• WORK INSTRUCTIONS: Could you print all the entries exactly?

Entries with figure data:
"""

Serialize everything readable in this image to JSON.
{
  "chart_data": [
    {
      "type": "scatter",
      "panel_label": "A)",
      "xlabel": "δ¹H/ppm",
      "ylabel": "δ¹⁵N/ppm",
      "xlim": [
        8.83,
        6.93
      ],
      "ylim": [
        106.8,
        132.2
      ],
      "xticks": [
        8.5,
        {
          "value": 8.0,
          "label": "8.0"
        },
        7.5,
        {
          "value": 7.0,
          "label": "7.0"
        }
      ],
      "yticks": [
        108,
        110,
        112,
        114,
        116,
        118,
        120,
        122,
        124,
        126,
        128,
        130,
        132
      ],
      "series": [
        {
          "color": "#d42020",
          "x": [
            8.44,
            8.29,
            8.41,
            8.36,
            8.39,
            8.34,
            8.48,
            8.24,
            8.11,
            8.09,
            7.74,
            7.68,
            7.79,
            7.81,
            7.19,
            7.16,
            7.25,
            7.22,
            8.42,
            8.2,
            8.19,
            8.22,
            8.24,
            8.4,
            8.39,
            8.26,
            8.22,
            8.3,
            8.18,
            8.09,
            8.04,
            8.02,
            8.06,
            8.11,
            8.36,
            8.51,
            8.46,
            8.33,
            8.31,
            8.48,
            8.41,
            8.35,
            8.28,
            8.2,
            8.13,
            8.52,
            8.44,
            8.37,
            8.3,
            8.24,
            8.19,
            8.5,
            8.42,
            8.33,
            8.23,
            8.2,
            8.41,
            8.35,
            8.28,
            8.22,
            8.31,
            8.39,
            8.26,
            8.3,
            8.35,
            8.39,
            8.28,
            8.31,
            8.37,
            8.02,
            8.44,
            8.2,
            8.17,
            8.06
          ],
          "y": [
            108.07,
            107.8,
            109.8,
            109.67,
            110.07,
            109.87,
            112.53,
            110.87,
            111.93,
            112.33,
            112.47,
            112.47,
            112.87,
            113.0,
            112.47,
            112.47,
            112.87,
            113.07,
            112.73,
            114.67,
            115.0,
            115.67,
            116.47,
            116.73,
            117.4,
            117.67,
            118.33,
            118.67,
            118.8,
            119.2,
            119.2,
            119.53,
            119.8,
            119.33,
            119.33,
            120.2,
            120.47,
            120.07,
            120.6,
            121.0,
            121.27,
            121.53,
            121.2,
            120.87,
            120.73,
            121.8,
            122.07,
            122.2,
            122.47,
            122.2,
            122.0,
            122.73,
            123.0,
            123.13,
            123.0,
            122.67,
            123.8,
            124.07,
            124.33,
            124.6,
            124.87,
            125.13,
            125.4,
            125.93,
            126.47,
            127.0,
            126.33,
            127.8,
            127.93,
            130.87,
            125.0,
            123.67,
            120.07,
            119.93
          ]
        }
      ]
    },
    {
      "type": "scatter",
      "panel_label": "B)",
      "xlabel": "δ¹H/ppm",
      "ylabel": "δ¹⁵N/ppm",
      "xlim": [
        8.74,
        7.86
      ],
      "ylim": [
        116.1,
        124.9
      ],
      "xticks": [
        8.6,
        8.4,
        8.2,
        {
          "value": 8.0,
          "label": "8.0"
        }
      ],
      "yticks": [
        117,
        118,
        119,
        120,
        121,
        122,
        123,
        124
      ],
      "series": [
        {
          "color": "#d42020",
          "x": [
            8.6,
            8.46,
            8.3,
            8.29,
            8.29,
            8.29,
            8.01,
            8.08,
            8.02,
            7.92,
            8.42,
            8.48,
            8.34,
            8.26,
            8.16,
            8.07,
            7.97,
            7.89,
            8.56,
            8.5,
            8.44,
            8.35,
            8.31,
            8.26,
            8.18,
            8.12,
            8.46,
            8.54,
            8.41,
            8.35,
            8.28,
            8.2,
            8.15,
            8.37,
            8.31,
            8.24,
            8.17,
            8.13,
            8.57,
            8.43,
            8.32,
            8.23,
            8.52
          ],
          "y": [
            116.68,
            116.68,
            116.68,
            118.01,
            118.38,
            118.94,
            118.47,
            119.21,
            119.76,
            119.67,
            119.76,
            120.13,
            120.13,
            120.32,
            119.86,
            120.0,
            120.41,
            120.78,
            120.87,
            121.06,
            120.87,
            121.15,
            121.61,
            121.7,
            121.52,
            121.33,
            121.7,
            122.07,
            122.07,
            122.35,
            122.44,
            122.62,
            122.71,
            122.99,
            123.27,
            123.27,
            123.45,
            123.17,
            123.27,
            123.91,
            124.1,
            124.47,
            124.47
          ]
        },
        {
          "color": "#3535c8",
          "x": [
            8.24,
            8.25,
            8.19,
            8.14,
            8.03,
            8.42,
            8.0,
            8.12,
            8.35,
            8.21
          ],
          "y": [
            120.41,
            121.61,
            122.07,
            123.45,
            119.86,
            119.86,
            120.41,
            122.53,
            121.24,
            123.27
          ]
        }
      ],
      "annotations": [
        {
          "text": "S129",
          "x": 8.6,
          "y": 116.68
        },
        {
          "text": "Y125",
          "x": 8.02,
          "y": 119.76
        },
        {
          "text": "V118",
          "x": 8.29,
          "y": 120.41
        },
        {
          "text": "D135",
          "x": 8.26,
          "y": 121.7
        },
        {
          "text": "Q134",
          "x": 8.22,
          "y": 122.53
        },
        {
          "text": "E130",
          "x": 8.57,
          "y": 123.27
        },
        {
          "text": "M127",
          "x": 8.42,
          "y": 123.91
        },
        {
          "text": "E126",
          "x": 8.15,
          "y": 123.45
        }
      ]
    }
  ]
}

"""

• THE ANSWER:
Serialize everything readable in this image to JSON.
{
  "chart_data": [
    {
      "type": "scatter",
      "panel_label": "A)",
      "xlabel": "δ¹H/ppm",
      "ylabel": "δ¹⁵N/ppm",
      "xlim": [
        8.83,
        6.93
      ],
      "ylim": [
        106.8,
        132.2
      ],
      "xticks": [
        8.5,
        {
          "value": 8.0,
          "label": "8.0"
        },
        7.5,
        {
          "value": 7.0,
          "label": "7.0"
        }
      ],
      "yticks": [
        108,
        110,
        112,
        114,
        116,
        118,
        120,
        122,
        124,
        126,
        128,
        130,
        132
      ],
      "series": [
        {
          "color": "#d42020",
          "x": [
            8.44,
            8.29,
            8.41,
            8.36,
            8.39,
            8.34,
            8.48,
            8.24,
            8.11,
            8.09,
            7.74,
            7.68,
            7.79,
            7.81,
            7.19,
            7.16,
            7.25,
            7.22,
            8.42,
            8.2,
            8.19,
            8.22,
            8.24,
            8.4,
            8.39,
            8.26,
            8.22,
            8.3,
            8.18,
            8.09,
            8.04,
            8.02,
            8.06,
            8.11,
            8.36,
            8.51,
            8.46,
            8.33,
            8.31,
            8.48,
            8.41,
            8.35,
            8.28,
            8.2,
            8.13,
            8.52,
            8.44,
            8.37,
            8.3,
            8.24,
            8.19,
            8.5,
            8.42,
            8.33,
            8.23,
            8.2,
            8.41,
            8.35,
            8.28,
            8.22,
            8.31,
            8.39,
            8.26,
            8.3,
            8.35,
            8.39,
            8.28,
            8.31,
            8.37,
            8.02,
            8.44,
            8.2,
            8.17,
            8.06
          ],
          "y": [
            108.07,
            107.8,
            109.8,
            109.67,
            110.07,
            109.87,
            112.53,
            110.87,
            111.93,
            112.33,
            112.47,
            112.47,
            112.87,
            113.0,
            112.47,
            112.47,
            112.87,
            113.07,
            112.73,
            114.67,
            115.0,
            115.67,
            116.47,
            116.73,
            117.4,
            117.67,
            118.33,
            118.67,
            118.8,
            119.2,
            119.2,
            119.53,
            119.8,
            119.33,
            119.33,
            120.2,
            120.47,
            120.07,
            120.6,
            121.0,
            121.27,
            121.53,
            121.2,
            120.87,
            120.73,
            121.8,
            122.07,
            122.2,
            122.47,
            122.2,
            122.0,
            122.73,
            123.0,
            123.13,
            123.0,
            122.67,
            123.8,
            124.07,
            124.33,
            124.6,
            124.87,
            125.13,
            125.4,
            125.93,
            126.47,
            127.0,
            126.33,
            127.8,
            127.93,
            130.87,
            125.0,
            123.67,
            120.07,
            119.93
          ]
        }
      ]
    },
    {
      "type": "scatter",
      "panel_label": "B)",
      "xlabel": "δ¹H/ppm",
      "ylabel": "δ¹⁵N/ppm",
      "xlim": [
        8.74,
        7.86
      ],
      "ylim": [
        116.1,
        124.9
      ],
      "xticks": [
        8.6,
        8.4,
        8.2,
        {
          "value": 8.0,
          "label": "8.0"
        }
      ],
      "yticks": [
        117,
        118,
        119,
        120,
        121,
        122,
        123,
        124
      ],
      "series": [
        {
          "color": "#d42020",
          "x": [
            8.6,
            8.46,
            8.3,
            8.29,
            8.29,
            8.29,
            8.01,
            8.08,
            8.02,
            7.92,
            8.42,
            8.48,
            8.34,
            8.26,
            8.16,
            8.07,
            7.97,
            7.89,
            8.56,
            8.5,
            8.44,
            8.35,
            8.31,
            8.26,
            8.18,
            8.12,
            8.46,
            8.54,
            8.41,
            8.35,
            8.28,
            8.2,
            8.15,
            8.37,
            8.31,
            8.24,
            8.17,
            8.13,
            8.57,
            8.43,
            8.32,
            8.23,
            8.52
          ],
          "y": [
            116.68,
            116.68,
            116.68,
            118.01,
            118.38,
            118.94,
            118.47,
            119.21,
            119.76,
            119.67,
            119.76,
            120.13,
            120.13,
            120.32,
            119.86,
            120.0,
            120.41,
            120.78,
            120.87,
            121.06,
            120.87,
            121.15,
            121.61,
            121.7,
            121.52,
            121.33,
            121.7,
            122.07,
            122.07,
            122.35,
            122.44,
            122.62,
            122.71,
            122.99,
            123.27,
            123.27,
            123.45,
            123.17,
            123.27,
            123.91,
            124.1,
            124.47,
            124.47
          ]
        },
        {
          "color": "#3535c8",
          "x": [
            8.24,
            8.25,
            8.19,
            8.14,
            8.03,
            8.42,
            8.0,
            8.12,
            8.35,
            8.21
          ],
          "y": [
            120.41,
            121.61,
            122.07,
            123.45,
            119.86,
            119.86,
            120.41,
            122.53,
            121.24,
            123.27
          ]
        }
      ],
      "annotations": [
        {
          "text": "S129",
          "x": 8.6,
          "y": 116.68
        },
        {
          "text": "Y125",
          "x": 8.02,
          "y": 119.76
        },
        {
          "text": "V118",
          "x": 8.29,
          "y": 120.41
        },
        {
          "text": "D135",
          "x": 8.26,
          "y": 121.7
        },
        {
          "text": "Q134",
          "x": 8.22,
          "y": 122.53
        },
        {
          "text": "E130",
          "x": 8.57,
          "y": 123.27
        },
        {
          "text": "M127",
          "x": 8.42,
          "y": 123.91
        },
        {
          "text": "E126",
          "x": 8.15,
          "y": 123.45
        }
      ]
    }
  ]
}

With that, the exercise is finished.